━━ Input

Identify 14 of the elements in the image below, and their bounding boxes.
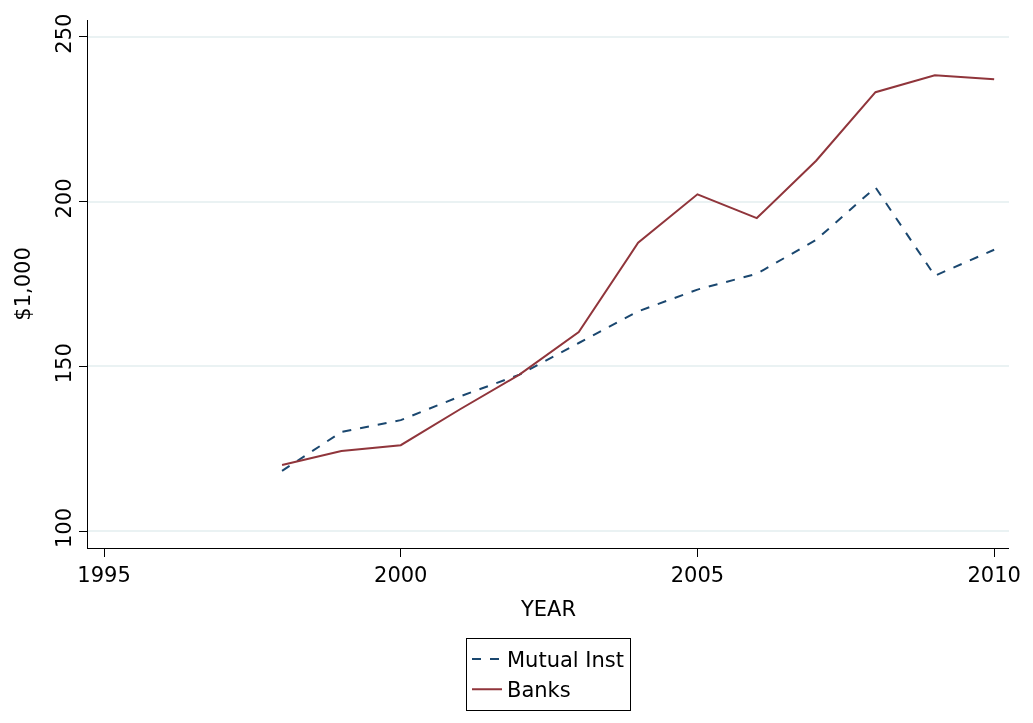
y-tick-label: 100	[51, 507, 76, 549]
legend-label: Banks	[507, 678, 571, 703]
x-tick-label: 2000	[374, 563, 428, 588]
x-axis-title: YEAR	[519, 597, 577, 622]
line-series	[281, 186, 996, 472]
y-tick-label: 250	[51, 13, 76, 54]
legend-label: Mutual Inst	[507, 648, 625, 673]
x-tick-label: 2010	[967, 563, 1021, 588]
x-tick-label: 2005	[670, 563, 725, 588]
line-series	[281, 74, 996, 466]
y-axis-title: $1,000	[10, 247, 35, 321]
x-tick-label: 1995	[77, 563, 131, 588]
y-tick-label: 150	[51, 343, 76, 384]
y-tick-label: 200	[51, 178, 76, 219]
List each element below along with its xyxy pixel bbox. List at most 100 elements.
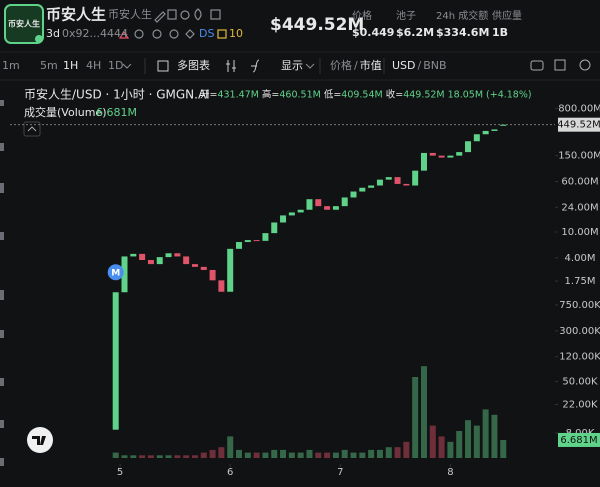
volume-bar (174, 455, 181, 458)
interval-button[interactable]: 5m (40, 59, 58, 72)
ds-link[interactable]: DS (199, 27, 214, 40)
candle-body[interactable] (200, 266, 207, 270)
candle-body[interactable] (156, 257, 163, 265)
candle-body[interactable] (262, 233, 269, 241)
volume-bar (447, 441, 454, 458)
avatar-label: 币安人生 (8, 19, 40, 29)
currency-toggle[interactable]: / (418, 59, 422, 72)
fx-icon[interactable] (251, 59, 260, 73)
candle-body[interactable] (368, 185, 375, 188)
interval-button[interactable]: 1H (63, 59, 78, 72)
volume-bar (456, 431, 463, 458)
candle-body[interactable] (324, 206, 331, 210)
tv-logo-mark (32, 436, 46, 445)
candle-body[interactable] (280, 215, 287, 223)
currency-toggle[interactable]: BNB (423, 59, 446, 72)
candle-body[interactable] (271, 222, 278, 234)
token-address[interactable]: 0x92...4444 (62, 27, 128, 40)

━━━━

Work instructions —
Rewrite both items above, replacing every "candle-body" with "candlestick-body" and leaving everything else unchanged. Omit the pictures from your answer.

Reply —
Identify 14 of the elements in the image below, and their bounding boxes.
y-tick-label: 100	[51, 507, 76, 549]
legend-label: Banks	[507, 678, 571, 703]
x-tick-label: 2000	[374, 563, 428, 588]
x-axis-title: YEAR	[519, 597, 577, 622]
line-series	[281, 186, 996, 472]
y-tick-label: 250	[51, 13, 76, 54]
legend-label: Mutual Inst	[507, 648, 625, 673]
x-tick-label: 2010	[967, 563, 1021, 588]
x-tick-label: 2005	[670, 563, 725, 588]
line-series	[281, 74, 996, 466]
y-axis-title: $1,000	[10, 247, 35, 321]
x-tick-label: 1995	[77, 563, 131, 588]
y-tick-label: 150	[51, 343, 76, 384]
y-tick-label: 200	[51, 178, 76, 219]
List each element below along with its xyxy pixel bbox. List at most 100 elements.
volume-bar (174, 455, 181, 458)
interval-button[interactable]: 5m (40, 59, 58, 72)
ds-link[interactable]: DS (199, 27, 214, 40)
candlestick-body[interactable] (200, 266, 207, 270)
candlestick-body[interactable] (156, 257, 163, 265)
candlestick-body[interactable] (262, 233, 269, 241)
volume-bar (447, 441, 454, 458)
avatar-label: 币安人生 (8, 19, 40, 29)
currency-toggle[interactable]: / (418, 59, 422, 72)
fx-icon[interactable] (251, 59, 260, 73)
candlestick-body[interactable] (368, 185, 375, 188)
interval-button[interactable]: 1H (63, 59, 78, 72)
volume-bar (456, 431, 463, 458)
candlestick-body[interactable] (324, 206, 331, 210)
tv-logo-mark (32, 436, 46, 445)
candlestick-body[interactable] (280, 215, 287, 223)
currency-toggle[interactable]: BNB (423, 59, 446, 72)
candlestick-body[interactable] (271, 222, 278, 234)
token-address[interactable]: 0x92...4444 (62, 27, 128, 40)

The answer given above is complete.